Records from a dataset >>
□ □ □ □
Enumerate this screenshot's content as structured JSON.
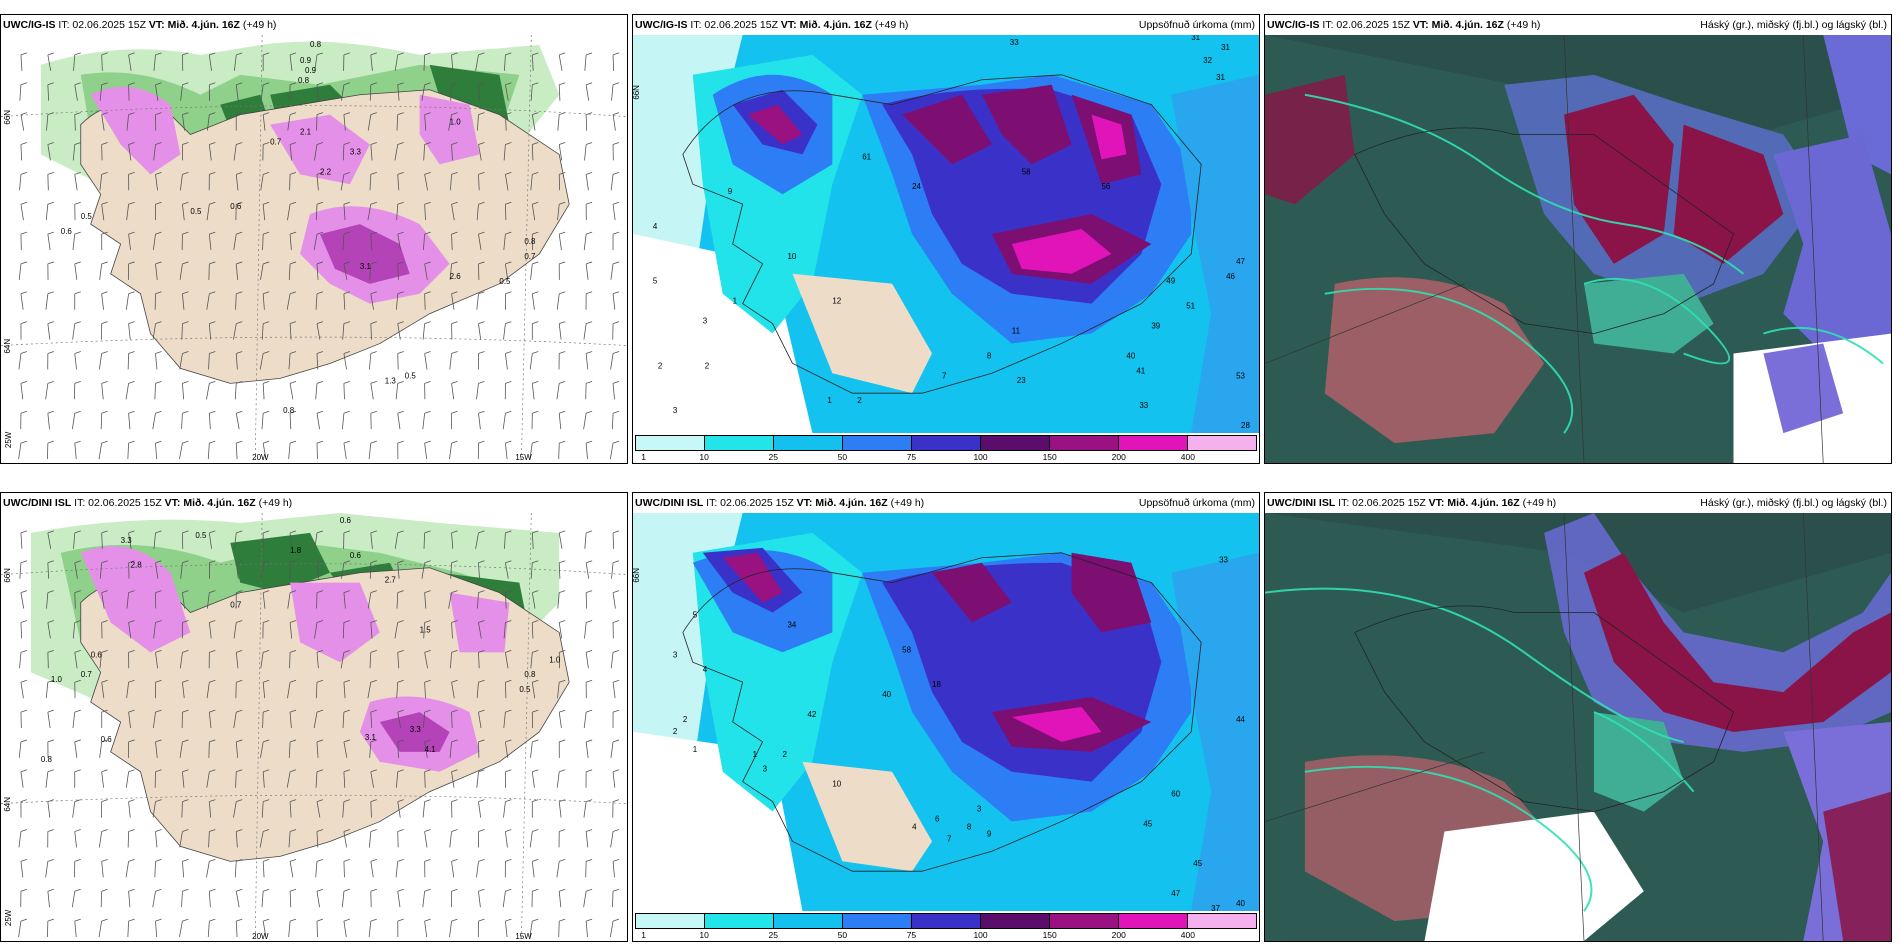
{
  "time_text": "IT: 02.06.2025 15Z",
  "valid_label": "VT: Mið. 4.jún. 16Z",
  "lead": "(+49 h)",
  "rows": [
    {
      "model": "UWC/IG-IS"
    },
    {
      "model": "UWC/DINI ISL"
    }
  ],
  "precip_title": "Uppsöfnuð úrkoma (mm)",
  "cloud_title": "Háský (gr.), miðský (fj.bl.) og lágský (bl.)",
  "axis_labels": {
    "lon_20": "20W",
    "lon_15": "15W",
    "lon_25": "25W",
    "lat_66": "66N",
    "lat_64": "64N"
  },
  "colorbar": {
    "ticks": [
      "1",
      "10",
      "25",
      "50",
      "75",
      "100",
      "150",
      "200",
      "400"
    ],
    "colors": [
      "#c8f7f7",
      "#22e5ea",
      "#14c0ee",
      "#2d7df5",
      "#3a31c8",
      "#5b0d6b",
      "#9a1282",
      "#e014b8",
      "#f5b0ee"
    ]
  },
  "wind_panel_values": {
    "row0": [
      "0.8",
      "0.9",
      "0.9",
      "0.8",
      "1.0",
      "2.1",
      "3.3",
      "2.2",
      "0.5",
      "0.6",
      "0.7",
      "0.5",
      "0.6",
      "3.1",
      "2.6",
      "0.8",
      "0.7",
      "0.5",
      "1.3",
      "0.5",
      "0.8"
    ],
    "row1": [
      "0.6",
      "0.5",
      "1.8",
      "0.6",
      "3.3",
      "2.8",
      "2.7",
      "1.5",
      "0.7",
      "1.0",
      "0.7",
      "0.6",
      "0.8",
      "0.6",
      "3.3",
      "3.1",
      "4.1",
      "0.8",
      "0.5",
      "1.0"
    ]
  },
  "precip_panel_values": {
    "row0": [
      "33",
      "31",
      "31",
      "32",
      "31",
      "58",
      "61",
      "24",
      "56",
      "47",
      "46",
      "51",
      "39",
      "40",
      "41",
      "33",
      "53",
      "49",
      "28",
      "23",
      "11",
      "8",
      "7",
      "12",
      "10",
      "9",
      "5",
      "4",
      "3",
      "2",
      "2",
      "1",
      "1",
      "2",
      "3"
    ],
    "row1": [
      "33",
      "40",
      "44",
      "60",
      "45",
      "45",
      "47",
      "37",
      "58",
      "42",
      "40",
      "34",
      "18",
      "10",
      "9",
      "8",
      "7",
      "5",
      "4",
      "3",
      "2",
      "2",
      "1",
      "1",
      "2",
      "3",
      "6",
      "4",
      "3"
    ]
  }
}
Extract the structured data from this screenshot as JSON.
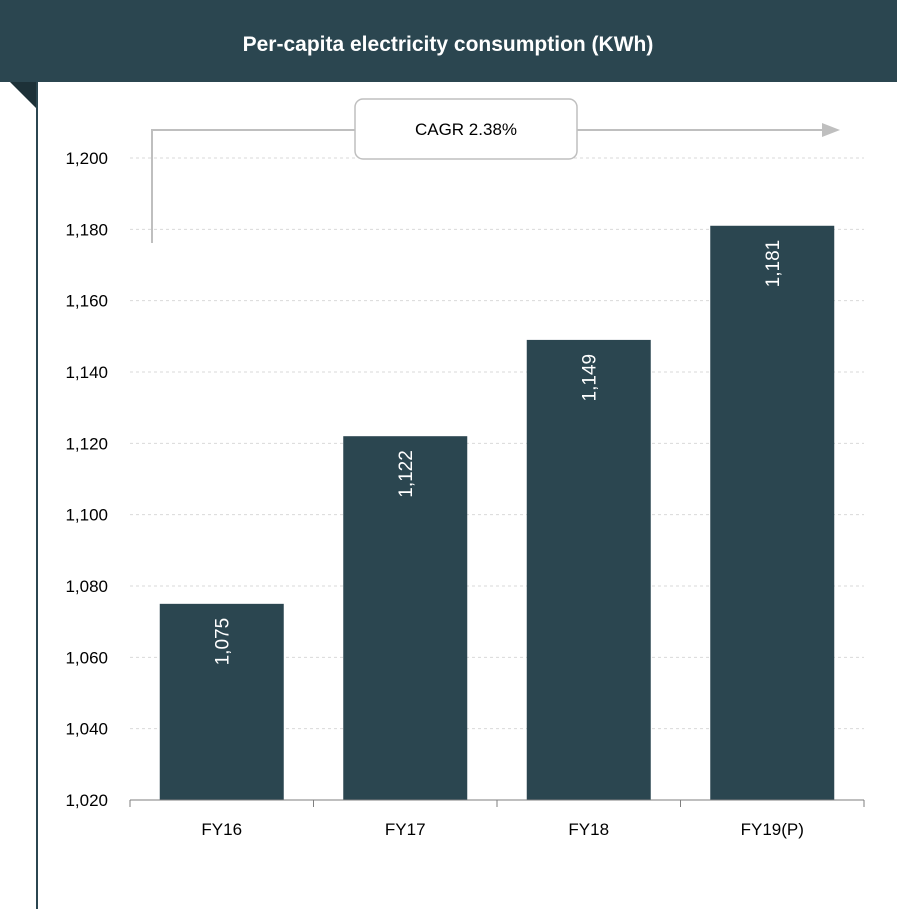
{
  "colors": {
    "header_bg": "#2b4650",
    "bar_fill": "#2b4650",
    "header_text": "#ffffff",
    "data_label": "#ffffff",
    "gridline": "#d9d9d9",
    "arrow": "#bfbfbf",
    "frame_line": "#2b4650"
  },
  "chart_data": {
    "type": "bar",
    "title": "Per-capita electricity consumption (KWh)",
    "categories": [
      "FY16",
      "FY17",
      "FY18",
      "FY19(P)"
    ],
    "values": [
      1075,
      1122,
      1149,
      1181
    ],
    "value_labels": [
      "1,075",
      "1,122",
      "1,149",
      "1,181"
    ],
    "ylim": [
      1020,
      1200
    ],
    "yticks": [
      1020,
      1040,
      1060,
      1080,
      1100,
      1120,
      1140,
      1160,
      1180,
      1200
    ],
    "ytick_labels": [
      "1,020",
      "1,040",
      "1,060",
      "1,080",
      "1,100",
      "1,120",
      "1,140",
      "1,160",
      "1,180",
      "1,200"
    ],
    "grid": true,
    "legend": "none",
    "annotation": {
      "text": "CAGR 2.38%"
    }
  }
}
□ □ □ □
Task details >> Reproduce the data word for word, excluding its pictures.

The reply >>
Enumerate this screenshot's content as structured JSON.
{
  "time_text": "IT: 02.06.2025 15Z",
  "valid_label": "VT: Mið. 4.jún. 16Z",
  "lead": "(+49 h)",
  "rows": [
    {
      "model": "UWC/IG-IS"
    },
    {
      "model": "UWC/DINI ISL"
    }
  ],
  "precip_title": "Uppsöfnuð úrkoma (mm)",
  "cloud_title": "Háský (gr.), miðský (fj.bl.) og lágský (bl.)",
  "axis_labels": {
    "lon_20": "20W",
    "lon_15": "15W",
    "lon_25": "25W",
    "lat_66": "66N",
    "lat_64": "64N"
  },
  "colorbar": {
    "ticks": [
      "1",
      "10",
      "25",
      "50",
      "75",
      "100",
      "150",
      "200",
      "400"
    ],
    "colors": [
      "#c8f7f7",
      "#22e5ea",
      "#14c0ee",
      "#2d7df5",
      "#3a31c8",
      "#5b0d6b",
      "#9a1282",
      "#e014b8",
      "#f5b0ee"
    ]
  },
  "wind_panel_values": {
    "row0": [
      "0.8",
      "0.9",
      "0.9",
      "0.8",
      "1.0",
      "2.1",
      "3.3",
      "2.2",
      "0.5",
      "0.6",
      "0.7",
      "0.5",
      "0.6",
      "3.1",
      "2.6",
      "0.8",
      "0.7",
      "0.5",
      "1.3",
      "0.5",
      "0.8"
    ],
    "row1": [
      "0.6",
      "0.5",
      "1.8",
      "0.6",
      "3.3",
      "2.8",
      "2.7",
      "1.5",
      "0.7",
      "1.0",
      "0.7",
      "0.6",
      "0.8",
      "0.6",
      "3.3",
      "3.1",
      "4.1",
      "0.8",
      "0.5",
      "1.0"
    ]
  },
  "precip_panel_values": {
    "row0": [
      "33",
      "31",
      "31",
      "32",
      "31",
      "58",
      "61",
      "24",
      "56",
      "47",
      "46",
      "51",
      "39",
      "40",
      "41",
      "33",
      "53",
      "49",
      "28",
      "23",
      "11",
      "8",
      "7",
      "12",
      "10",
      "9",
      "5",
      "4",
      "3",
      "2",
      "2",
      "1",
      "1",
      "2",
      "3"
    ],
    "row1": [
      "33",
      "40",
      "44",
      "60",
      "45",
      "45",
      "47",
      "37",
      "58",
      "42",
      "40",
      "34",
      "18",
      "10",
      "9",
      "8",
      "7",
      "5",
      "4",
      "3",
      "2",
      "2",
      "1",
      "1",
      "2",
      "3",
      "6",
      "4",
      "3"
    ]
  }
}
Extract the structured data from this screenshot as JSON.
{
  "colors": {
    "header_bg": "#2b4650",
    "bar_fill": "#2b4650",
    "header_text": "#ffffff",
    "data_label": "#ffffff",
    "gridline": "#d9d9d9",
    "arrow": "#bfbfbf",
    "frame_line": "#2b4650"
  },
  "chart_data": {
    "type": "bar",
    "title": "Per-capita electricity consumption (KWh)",
    "categories": [
      "FY16",
      "FY17",
      "FY18",
      "FY19(P)"
    ],
    "values": [
      1075,
      1122,
      1149,
      1181
    ],
    "value_labels": [
      "1,075",
      "1,122",
      "1,149",
      "1,181"
    ],
    "ylim": [
      1020,
      1200
    ],
    "yticks": [
      1020,
      1040,
      1060,
      1080,
      1100,
      1120,
      1140,
      1160,
      1180,
      1200
    ],
    "ytick_labels": [
      "1,020",
      "1,040",
      "1,060",
      "1,080",
      "1,100",
      "1,120",
      "1,140",
      "1,160",
      "1,180",
      "1,200"
    ],
    "grid": true,
    "legend": "none",
    "annotation": {
      "text": "CAGR 2.38%"
    }
  }
}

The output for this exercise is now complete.